**Written problem**
Where the word "Meadow" occurs in a line, return that line.

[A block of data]
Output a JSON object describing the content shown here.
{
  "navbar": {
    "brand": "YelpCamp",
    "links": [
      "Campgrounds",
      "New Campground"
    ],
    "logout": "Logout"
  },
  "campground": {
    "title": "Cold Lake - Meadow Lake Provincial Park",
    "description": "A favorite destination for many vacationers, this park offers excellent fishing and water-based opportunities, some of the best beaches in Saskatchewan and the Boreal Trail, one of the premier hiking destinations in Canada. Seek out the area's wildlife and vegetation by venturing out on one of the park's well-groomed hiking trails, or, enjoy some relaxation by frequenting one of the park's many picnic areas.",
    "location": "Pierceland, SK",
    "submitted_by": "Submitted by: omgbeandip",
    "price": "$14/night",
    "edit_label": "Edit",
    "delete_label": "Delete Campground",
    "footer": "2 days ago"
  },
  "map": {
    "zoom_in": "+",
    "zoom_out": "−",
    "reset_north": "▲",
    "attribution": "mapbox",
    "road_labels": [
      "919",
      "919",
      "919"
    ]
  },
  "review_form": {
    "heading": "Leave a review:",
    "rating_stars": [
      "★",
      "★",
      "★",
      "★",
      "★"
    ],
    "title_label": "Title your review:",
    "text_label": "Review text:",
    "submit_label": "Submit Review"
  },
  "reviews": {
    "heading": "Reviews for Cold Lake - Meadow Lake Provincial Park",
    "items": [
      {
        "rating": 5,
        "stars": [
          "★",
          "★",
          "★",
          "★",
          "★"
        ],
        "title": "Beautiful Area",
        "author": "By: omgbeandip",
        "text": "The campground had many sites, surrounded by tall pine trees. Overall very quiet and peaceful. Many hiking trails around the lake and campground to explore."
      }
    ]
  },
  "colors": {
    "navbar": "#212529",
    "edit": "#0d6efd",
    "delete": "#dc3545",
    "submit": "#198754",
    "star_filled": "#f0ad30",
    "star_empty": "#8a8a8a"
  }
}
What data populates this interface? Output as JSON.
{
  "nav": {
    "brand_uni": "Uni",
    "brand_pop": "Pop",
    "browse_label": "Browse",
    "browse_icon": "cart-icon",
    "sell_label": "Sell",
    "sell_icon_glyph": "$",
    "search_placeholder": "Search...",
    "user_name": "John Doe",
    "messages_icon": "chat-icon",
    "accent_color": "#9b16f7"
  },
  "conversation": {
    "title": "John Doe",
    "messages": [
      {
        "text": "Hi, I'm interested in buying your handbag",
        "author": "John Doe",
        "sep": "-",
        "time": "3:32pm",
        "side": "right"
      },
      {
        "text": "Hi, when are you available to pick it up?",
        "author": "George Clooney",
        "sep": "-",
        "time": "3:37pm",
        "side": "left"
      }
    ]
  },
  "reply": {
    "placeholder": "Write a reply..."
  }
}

**Finished task**
    "title": "Cold Lake - Meadow Lake Provincial Park",
    "heading": "Reviews for Cold Lake - Meadow Lake Provincial Park",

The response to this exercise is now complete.